What is being asked: Tally the lines that contain "GREAT" and report the total alone.

┄┄┄┄┄┄┄┄┄┄

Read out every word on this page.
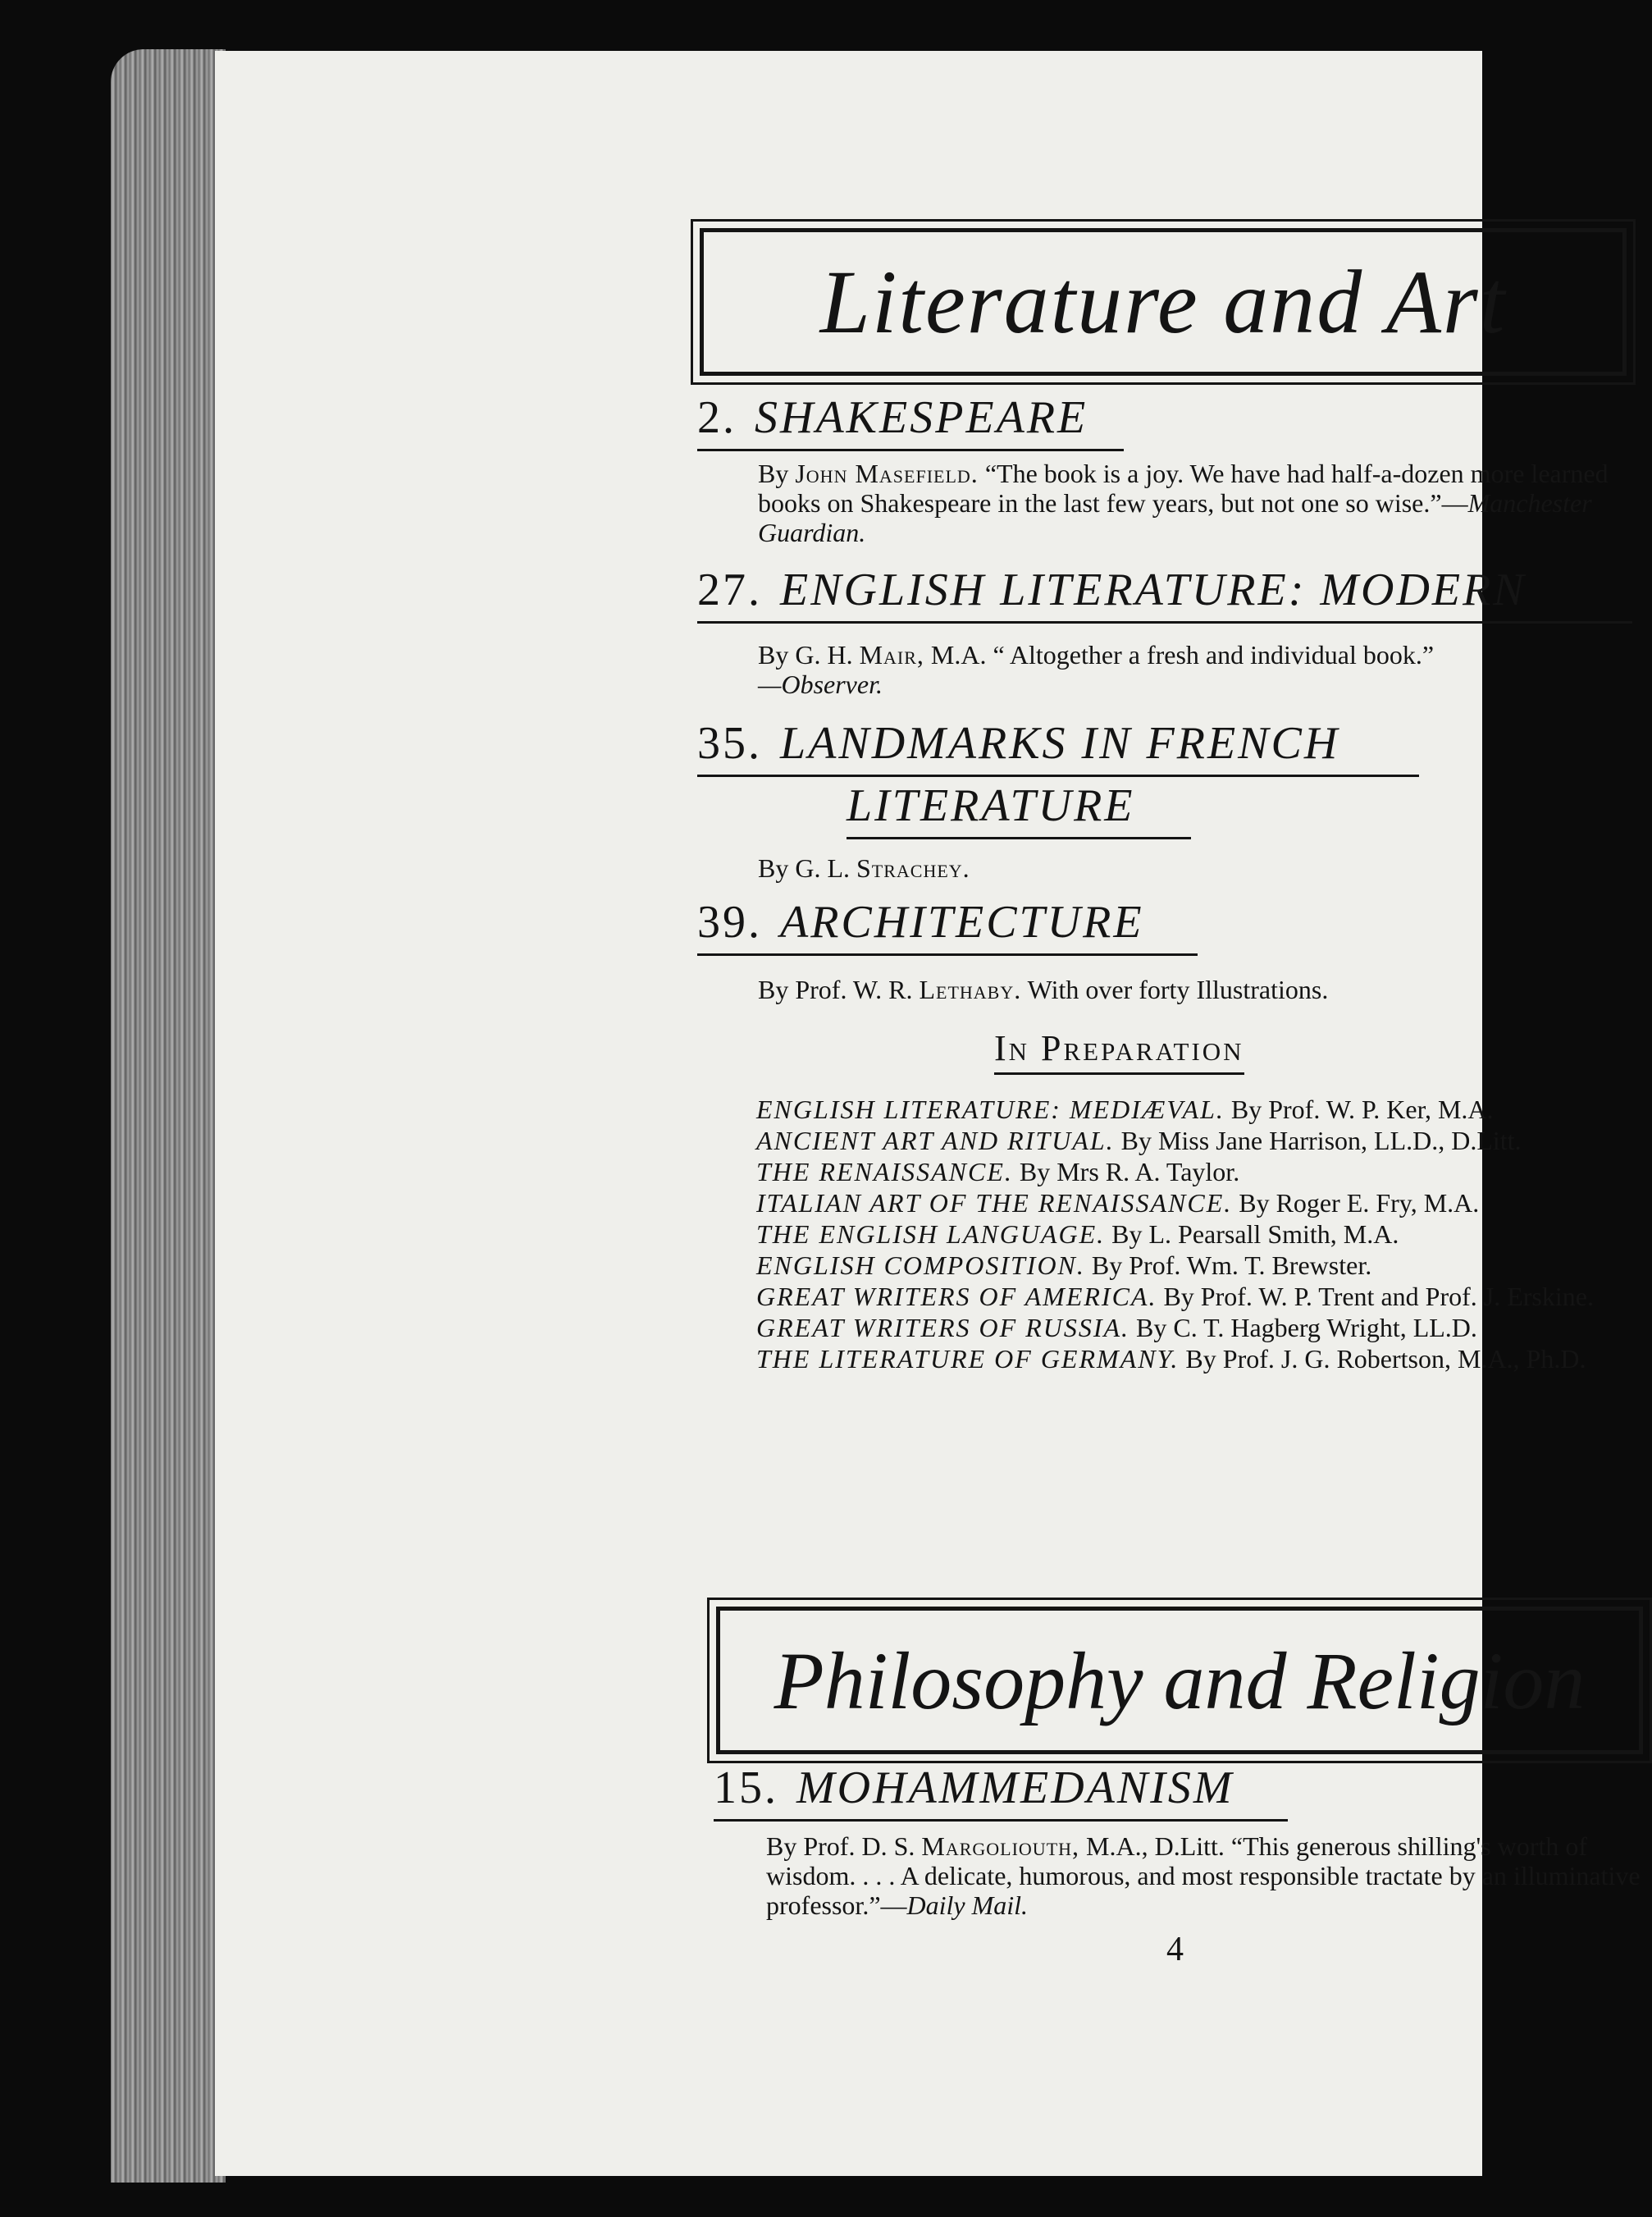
Literature and Art
2. SHAKESPEARE
By John Masefield. “The book is a joy. We have had half-a-dozen more learned books on Shakespeare in the last few years, but not one so wise.”—Manchester Guardian.
27. ENGLISH LITERATURE: MODERN
By G. H. Mair, M.A. “ Altogether a fresh and individual book.”
—Observer.
35. LANDMARKS IN FRENCH
LITERATURE
By G. L. Strachey.
39. ARCHITECTURE
By Prof. W. R. Lethaby. With over forty Illustrations.
In Preparation
ENGLISH LITERATURE: MEDIÆVAL. By Prof. W. P. Ker, M.A.
ANCIENT ART AND RITUAL. By Miss Jane Harrison, LL.D., D.Litt.
THE RENAISSANCE. By Mrs R. A. Taylor.
ITALIAN ART OF THE RENAISSANCE. By Roger E. Fry, M.A.
THE ENGLISH LANGUAGE. By L. Pearsall Smith, M.A.
ENGLISH COMPOSITION. By Prof. Wm. T. Brewster.
GREAT WRITERS OF AMERICA. By Prof. W. P. Trent and Prof. J. Erskine.
GREAT WRITERS OF RUSSIA. By C. T. Hagberg Wright, LL.D.
THE LITERATURE OF GERMANY. By Prof. J. G. Robertson, M.A., Ph.D.
Philosophy and Religion
15. MOHAMMEDANISM
By Prof. D. S. Margoliouth, M.A., D.Litt. “This generous shilling's worth of wisdom. . . . A delicate, humorous, and most responsible tractate by an illuminative professor.”—Daily Mail.
4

┄┄┄┄┄┄┄┄┄┄

Finished answer: 2